Parfois, on choisissait des sortes de cavernes, où l’on était bien abrité des intempéries. En Gâtine, dans les Deux-Sèvres, on se tenait, à ces soirées, dans des carrières. Les garçons venaient y voir les filles. La bergère laissait tomber son fuseau que le galant s’empressait de ramasser ; la belle, pour montrer qu’elle n’était point insensible, offrait quelques pruneaux : c’était là une déclaration en règle ! Un usage à peu près semblable existait en Bretagne, dans le Finistère du moins, à la fin du XVIIIe siècle. Les filles laissaient passer leurs fuseaux par des trous de telle sorte que, si les fils se cassaient, les gars, placés au-dessous de la « filerie » ou « rendue nuitale » les rapportaient au prix d’un baiser. Un auteur local ajoute, non sans malice : « Rien n’égale la maladresse des filles dans ce canton ; on n’y voit point d’écheveaux sans reprises. »

(Relevés de position des éléments)

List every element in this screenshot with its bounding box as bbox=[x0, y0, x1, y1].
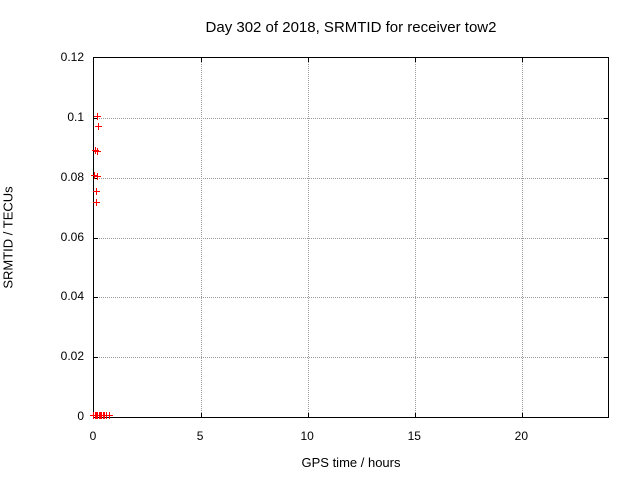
y-tick-label: 0.06 bbox=[60, 229, 84, 244]
y-tick-label: 0.1 bbox=[67, 109, 84, 124]
x-tick-label: 20 bbox=[514, 429, 528, 443]
y-tick-mark bbox=[94, 177, 98, 179]
data-point-marker bbox=[92, 188, 100, 196]
gridline-horizontal bbox=[94, 177, 608, 179]
y-tick-mark bbox=[94, 237, 98, 239]
data-point-marker bbox=[93, 173, 101, 181]
x-tick-label: 15 bbox=[407, 429, 421, 443]
gridline-horizontal bbox=[94, 357, 608, 359]
x-tick-mark bbox=[201, 58, 203, 62]
data-point-marker bbox=[94, 123, 102, 131]
y-tick-label: 0 bbox=[77, 409, 84, 423]
x-axis-label: GPS time / hours bbox=[301, 455, 401, 470]
x-tick-mark bbox=[522, 413, 524, 417]
y-tick-mark bbox=[604, 297, 608, 299]
gridline-horizontal bbox=[94, 117, 608, 119]
data-point-marker bbox=[105, 412, 113, 420]
x-tick-mark bbox=[308, 413, 310, 417]
data-point-marker bbox=[94, 113, 102, 121]
y-tick-label: 0.08 bbox=[60, 169, 84, 184]
plot-area bbox=[90, 57, 609, 420]
x-tick-label: 10 bbox=[300, 429, 314, 443]
x-tick-mark bbox=[522, 58, 524, 62]
y-tick-mark bbox=[604, 237, 608, 239]
x-tick-label: 0 bbox=[89, 429, 97, 443]
gridline-horizontal bbox=[94, 297, 608, 299]
y-tick-label: 0.02 bbox=[60, 349, 84, 364]
x-tick-mark bbox=[308, 58, 310, 62]
y-tick-mark bbox=[94, 297, 98, 299]
y-tick-label: 0.04 bbox=[60, 289, 84, 304]
y-tick-mark bbox=[604, 117, 608, 119]
x-tick-mark bbox=[201, 413, 203, 417]
y-tick-mark bbox=[94, 357, 98, 359]
x-tick-mark bbox=[415, 58, 417, 62]
y-tick-mark bbox=[604, 357, 608, 359]
chart-title: Day 302 of 2018, SRMTID for receiver tow… bbox=[205, 19, 497, 36]
y-tick-mark bbox=[604, 177, 608, 179]
gridline-horizontal bbox=[94, 237, 608, 239]
data-point-marker bbox=[91, 172, 99, 180]
x-tick-label: 5 bbox=[196, 429, 204, 443]
data-point-marker bbox=[94, 147, 102, 155]
data-point-marker bbox=[92, 198, 100, 206]
y-tick-label: 0.12 bbox=[60, 50, 84, 64]
y-tick-mark bbox=[94, 117, 98, 119]
x-tick-mark bbox=[415, 413, 417, 417]
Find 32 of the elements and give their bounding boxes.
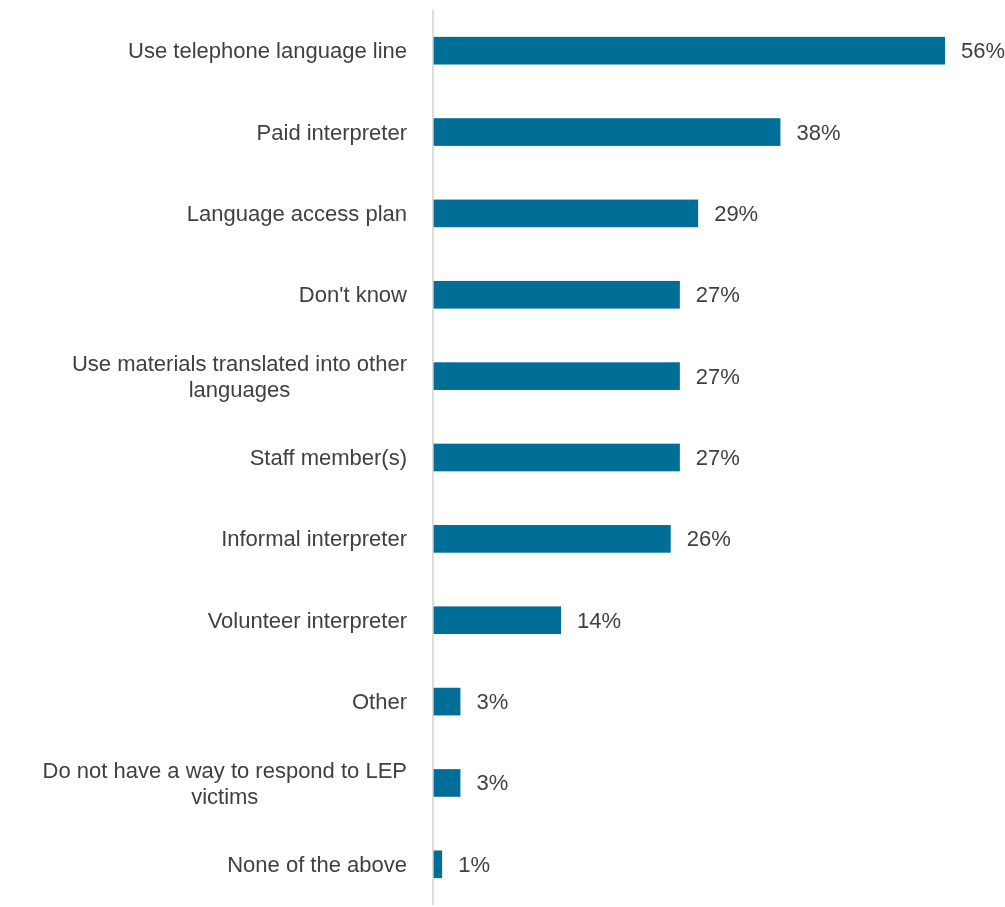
bar [433, 199, 699, 228]
bar [433, 36, 945, 65]
data-label: 56% [961, 38, 1005, 64]
bar [433, 525, 671, 553]
data-label: 29% [714, 200, 759, 226]
y-tick-label: Volunteer interpreter [207, 607, 407, 633]
y-tick-label: Don't know [298, 282, 408, 308]
bar [433, 769, 461, 797]
bar [433, 606, 561, 635]
data-label: 3% [476, 770, 509, 796]
data-label: 26% [686, 526, 731, 552]
bar [433, 280, 680, 309]
data-label: 27% [695, 363, 740, 389]
data-label: 27% [695, 282, 740, 308]
y-tick-label: Other [351, 689, 407, 715]
data-label: 27% [695, 445, 740, 470]
bar [433, 362, 680, 390]
y-tick-label: None of the above [227, 851, 407, 877]
y-tick-label: Paid interpreter [256, 119, 407, 145]
y-tick-label: Informal interpreter [221, 526, 407, 552]
data-label: 3% [476, 689, 509, 715]
y-tick-label: Language access plan [186, 200, 407, 226]
bar [433, 118, 781, 146]
y-tick-label: Use materials translated into other languages [71, 350, 408, 402]
y-tick-label: Staff member(s) [249, 445, 407, 470]
bar [433, 687, 461, 716]
data-label: 1% [458, 851, 490, 877]
y-tick-label: Use telephone language line [128, 38, 407, 64]
bar [433, 443, 680, 472]
data-label: 38% [796, 119, 841, 145]
y-tick-label: Do not have a way to respond to LEP victims [42, 757, 407, 809]
data-label: 14% [577, 607, 622, 633]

# CONSIGNE ÉCRITE A:
Relevez tous les noms de lieux géographiques cités dans l'extrait.
# CONSIGNE ÉCRITE B:
D'après l'extrait, où se tenait-on pour ces soirées en Gâtine ?
# CONSIGNE ÉCRITE C:
Rédigez la suite de l'extrait consacré aux veillées de filage, à partir de sa dernière phrase.
Les enregistrements forment un matériau distinct de l'extrait.

# CORRIGÉ A:
Gâtine, Deux-Sèvres, Bretagne, Finistère

# CORRIGÉ B:
Dans des carrières.

# CORRIGÉ C:
Au siècle dernier, dans la même province, il existait des veillées désignées sous le nom de « filouas », où l’on travaillait, des « veillouas », consacrées au jeu et à la danse, des « érusseries » (de chanvre) et enfin des « cuiseries de pommé », où l’on fabriquait des confitures de pommes arrosées de cidre doux.

Ces coutumes, si pittoresques, si variées, ont laissé dans la littérature quelques souvenirs : tout d’abord le poème de Ronsard, Quand vous serez bien vieille ... qui n’est, en réalité, qu’un récit d’une « vêprée », et aussi ces quelques vers de Vauquelin de la Fresnaye :

Avec ta mère, après souper, chez nous
viens t’en passer cette longue sérée :
près d’un beau feu, de nos gens séparée
ma mère et moi veillerons comme vous.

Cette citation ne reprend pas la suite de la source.